** Begin PAGE **
While both are excellent options, many people find themselves wondering whether a full stone or thin stone veneer is the best solution for their individual needs.
Because we receive so many inquiries on this matter, we’ve assembled this post to break down the differences between full and thin stone veneers, their pros and cons and advice for selecting the right materials for your home improvement project.
Full Stone Veneer At-A-Glance
Sometimes referred to as 4-inch veneer, full stone veneer has long been a popular option for homeowners who love the look of natural stone but, whether due to financial or practical constraints, are not able to complete a full construction with stone.
The stone veneer creates a magnificent facade that will provide lasting beauty and building protection for many years.
Detailed texturing and visual intrigue are the hallmarks of full stone veneers. Larger in size, you can expect the materials to be heavier than thin stone veneers. Full stone also hives you the option to shape and texture it, whereas thin stone will likely break and crack when you attempt to do this because it is only 1.5 inches thick.
The weight of a full stone can vary per square foot depending on the type of rock it comes from, different stones have different densities. For example, granite has a higher density than a sand stone. It is important to make sure that the plans allows for the weight of the full stone you select.
The price of a full stone veneer project will depend on the type of stone that is selected, any customization and the overall size and scope of the work to be completed. Based upon a square foot value, full veneer costs less than thin veneer, but other project needs and specifications could cause the final cost to fluctuate.
It’s best to consult with an expert before beginning work to better estimate how much you’ll need to budget.
Thin Stone Veneer At-A-Glance
It may seem like a no-brainer, but as the name suggests, thin stone veneers are cut much thinner than their full stone counterparts. These sleek veneer materials are much lighter in weight than 4″ units which can make it very easy to work with – especially in small areas where it would be difficult to use larger stones or in cases where weight restrictions would prevent the heavy full stone veneers from being structurally sound or practical.
** End PAGE **
** Begin DATASET EXTRACT **
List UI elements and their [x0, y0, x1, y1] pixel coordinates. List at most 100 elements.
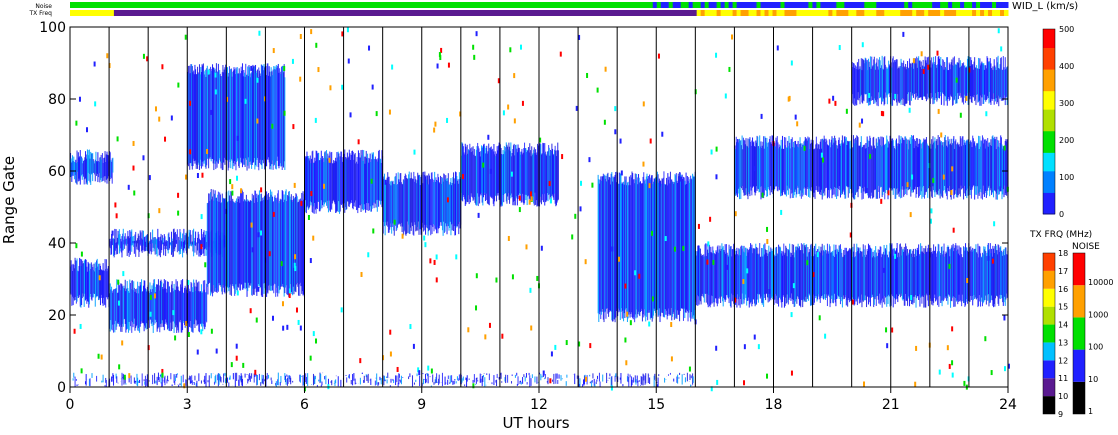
- data-cell: [79, 323, 82, 329]
- data-cell: [497, 150, 499, 196]
- data-cell: [780, 145, 782, 197]
- data-cell: [388, 176, 390, 233]
- txfreq-bar-segment: [401, 10, 406, 16]
- data-cell: [325, 375, 327, 385]
- data-cell: [962, 257, 964, 302]
- noise-bar-segment: [936, 2, 941, 8]
- data-cell: [176, 286, 178, 333]
- data-cell: [171, 281, 173, 330]
- data-cell: [676, 376, 678, 383]
- data-cell: [901, 143, 903, 198]
- data-cell: [332, 163, 334, 202]
- data-cell: [879, 246, 881, 305]
- data-cell: [202, 237, 204, 248]
- txfreq-bar-segment: [916, 10, 921, 16]
- data-cell: [449, 382, 451, 384]
- data-cell: [548, 181, 551, 187]
- data-cell: [988, 142, 990, 186]
- data-cell: [998, 251, 1000, 299]
- data-cell: [80, 368, 83, 374]
- data-cell: [715, 52, 718, 58]
- data-cell: [513, 143, 515, 206]
- txfreq-bar-segment: [97, 10, 103, 16]
- data-cell: [492, 148, 494, 199]
- noise-bar-segment: [249, 2, 255, 8]
- data-cell: [536, 376, 538, 384]
- txfreq-bar-segment: [125, 10, 131, 16]
- data-cell: [488, 373, 490, 381]
- data-cell: [173, 228, 175, 249]
- data-cell: [615, 373, 617, 378]
- data-cell: [999, 186, 1002, 192]
- noise-bar-segment: [744, 2, 750, 8]
- data-cell: [595, 381, 597, 385]
- txfreq-bar-segment: [101, 10, 107, 16]
- data-cell: [869, 66, 871, 106]
- data-cell: [791, 139, 793, 194]
- data-cell: [774, 146, 776, 187]
- data-cell: [850, 248, 852, 301]
- data-cell: [964, 65, 966, 98]
- data-cell: [946, 345, 949, 351]
- data-cell: [382, 178, 384, 234]
- data-cell: [769, 251, 771, 299]
- data-cell: [1004, 255, 1006, 297]
- data-cell: [160, 373, 162, 384]
- data-cell: [333, 160, 335, 200]
- data-cell: [79, 150, 81, 185]
- noise-bar-segment: [317, 2, 322, 8]
- data-cell: [260, 187, 263, 193]
- data-cell: [154, 279, 156, 320]
- txfreq-bar-segment: [269, 10, 275, 16]
- data-cell: [291, 58, 294, 64]
- data-cell: [99, 157, 101, 183]
- data-cell: [87, 150, 89, 173]
- data-cell: [814, 148, 816, 199]
- noise-bar-segment: [688, 2, 694, 8]
- data-cell: [787, 146, 789, 195]
- data-cell: [462, 146, 464, 196]
- data-cell: [159, 280, 161, 324]
- data-cell: [128, 292, 130, 322]
- data-cell: [507, 374, 509, 383]
- data-cell: [797, 140, 799, 188]
- data-cell: [933, 250, 935, 299]
- data-cell: [827, 251, 829, 296]
- data-cell: [841, 135, 843, 194]
- data-cell: [884, 248, 886, 298]
- data-cell: [919, 254, 921, 307]
- data-cell: [910, 143, 912, 197]
- data-cell: [472, 146, 474, 201]
- data-cell: [321, 159, 323, 209]
- data-cell: [907, 61, 909, 95]
- data-cell: [637, 380, 639, 387]
- data-cell: [85, 259, 87, 300]
- data-cell: [757, 344, 760, 350]
- data-cell: [869, 245, 871, 303]
- data-cell: [757, 136, 759, 189]
- data-cell: [277, 63, 279, 167]
- data-cell: [98, 269, 100, 300]
- data-cell: [283, 110, 286, 116]
- data-cell: [365, 374, 367, 378]
- data-cell: [271, 315, 274, 321]
- data-cell: [931, 64, 933, 98]
- data-cell: [944, 135, 946, 194]
- data-cell: [865, 148, 868, 189]
- data-cell: [803, 145, 806, 151]
- data-cell: [232, 71, 234, 170]
- data-cell: [206, 148, 209, 154]
- noise-bar-segment: [668, 2, 674, 8]
- txfreq-bar-segment: [105, 10, 111, 16]
- data-cell: [908, 67, 910, 93]
- data-cell: [256, 77, 259, 83]
- data-cell: [413, 171, 415, 236]
- data-cell: [669, 183, 671, 316]
- data-cell: [991, 145, 993, 195]
- data-cell: [956, 62, 958, 104]
- data-cell: [547, 151, 549, 202]
- data-cell: [961, 146, 963, 190]
- data-cell: [798, 144, 800, 194]
- txfreq-bar-segment: [832, 10, 837, 16]
- y-axis-title: Range Gate: [0, 156, 18, 244]
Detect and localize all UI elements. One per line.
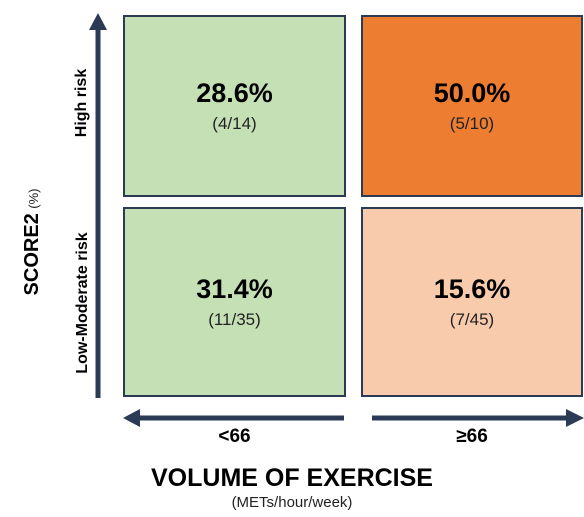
x-axis-right-arrowhead <box>566 409 584 427</box>
column-label-high-volume: ≥66 <box>456 426 488 447</box>
x-axis-left-arrowhead <box>123 409 140 427</box>
cell-percent: 15.6% <box>433 274 511 305</box>
cell-fraction: (5/10) <box>449 113 495 133</box>
y-axis-title: SCORE2 (%) <box>21 187 45 297</box>
y-axis-arrowhead <box>89 13 107 30</box>
cell-percent: 31.4% <box>196 274 273 305</box>
cell-lowmod-risk-low-volume: 31.4% (11/35) <box>123 207 346 397</box>
cell-fraction: (11/35) <box>208 309 261 329</box>
cell-fraction: (4/14) <box>212 113 257 133</box>
cell-percent: 50.0% <box>433 78 511 109</box>
y-axis-title-text: SCORE2 <box>21 213 43 296</box>
column-label-low-volume: <66 <box>218 426 251 447</box>
cell-percent: 28.6% <box>196 78 273 109</box>
x-axis-unit: (METs/hour/week) <box>231 494 353 511</box>
row-label-low-moderate-risk: Low-Moderate risk <box>74 232 91 374</box>
cell-fraction: (7/45) <box>449 309 495 329</box>
cell-high-risk-high-volume: 50.0% (5/10) <box>361 15 583 197</box>
x-axis-title: VOLUME OF EXERCISE <box>151 464 433 492</box>
cell-high-risk-low-volume: 28.6% (4/14) <box>123 15 346 197</box>
row-label-high-risk: High risk <box>73 68 90 138</box>
y-axis-unit: (%) <box>26 188 41 209</box>
cell-lowmod-risk-high-volume: 15.6% (7/45) <box>361 207 583 397</box>
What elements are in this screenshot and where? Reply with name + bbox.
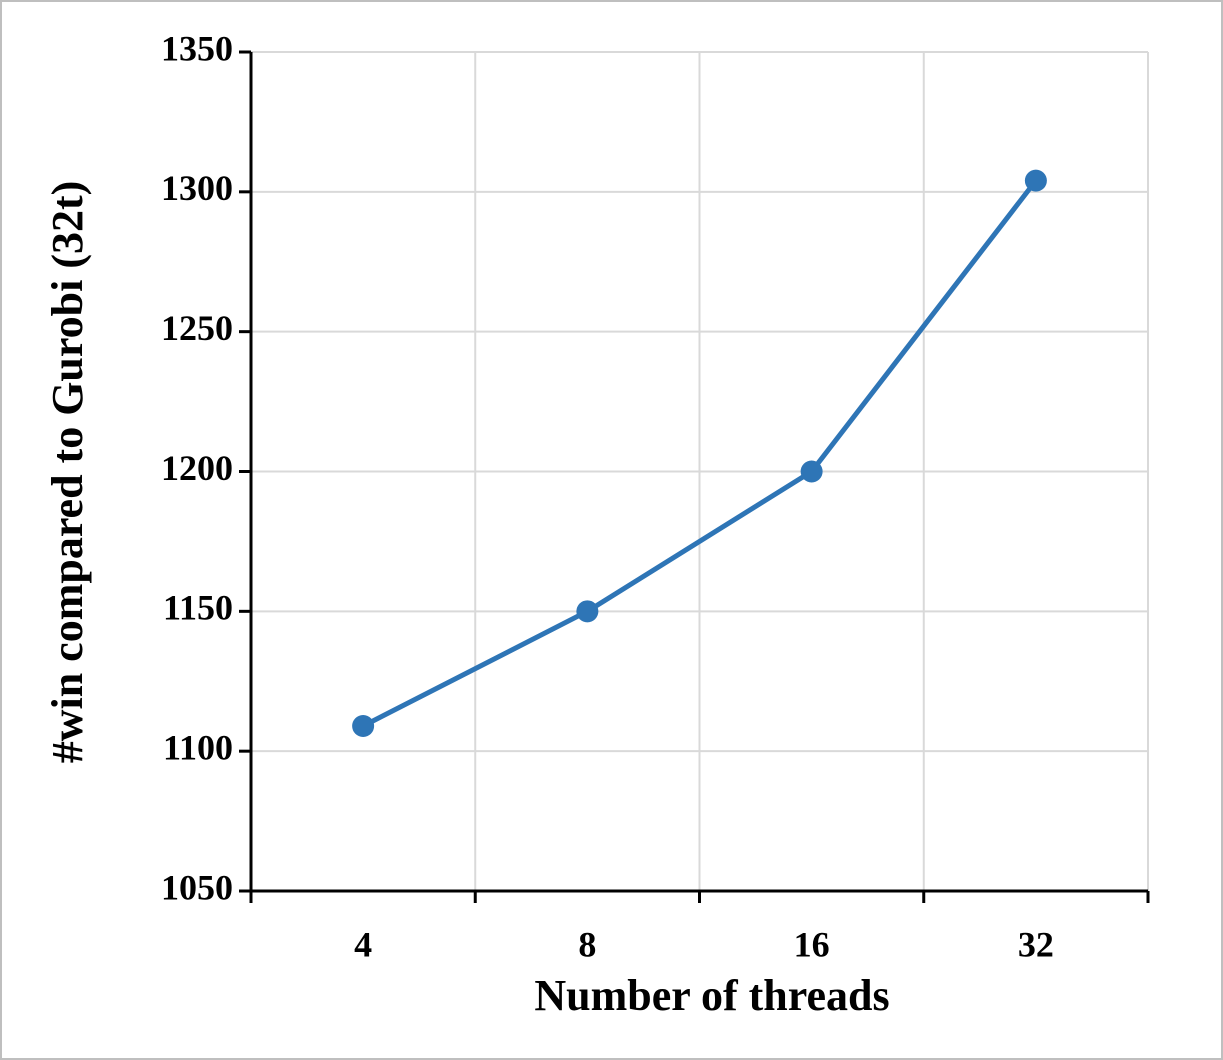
y-tick-label: 1300	[161, 168, 233, 208]
x-tick-label: 4	[354, 924, 372, 964]
y-tick-label: 1200	[161, 448, 233, 488]
line-series	[361, 179, 1038, 729]
y-tick-label: 1150	[163, 588, 233, 628]
x-tick-label: 32	[1018, 924, 1054, 964]
data-point	[1024, 169, 1047, 192]
x-tick-label: 8	[578, 924, 596, 964]
y-tick-label: 1100	[163, 727, 233, 767]
y-axis-title: #win compared to Gurobi (32t)	[43, 181, 92, 764]
y-tick-label: 1250	[161, 308, 233, 348]
y-tick-label: 1050	[161, 867, 233, 907]
x-tick-label: 16	[794, 924, 830, 964]
data-point	[352, 714, 375, 737]
x-axis-title: Number of threads	[534, 971, 889, 1020]
data-point	[800, 460, 823, 483]
data-point	[576, 600, 599, 623]
y-tick-label: 1350	[161, 28, 233, 68]
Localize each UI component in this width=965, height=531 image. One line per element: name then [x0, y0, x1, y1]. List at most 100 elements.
** End DATASET EXTRACT **
PROMPT:
Print the passage of the stone veneer text starting at "While both are" and ending at "construction with stone.".

REPLY:
While both are excellent options, many people find themselves wondering whether a full stone or thin stone veneer is the best solution for their individual needs.
Because we receive so many inquiries on this matter, we’ve assembled this post to break down the differences between full and thin stone veneers, their pros and cons and advice for selecting the right materials for your home improvement project.
Full Stone Veneer At-A-Glance
Sometimes referred to as 4-inch veneer, full stone veneer has long been a popular option for homeowners who love the look of natural stone but, whether due to financial or practical constraints, are not able to complete a full construction with stone.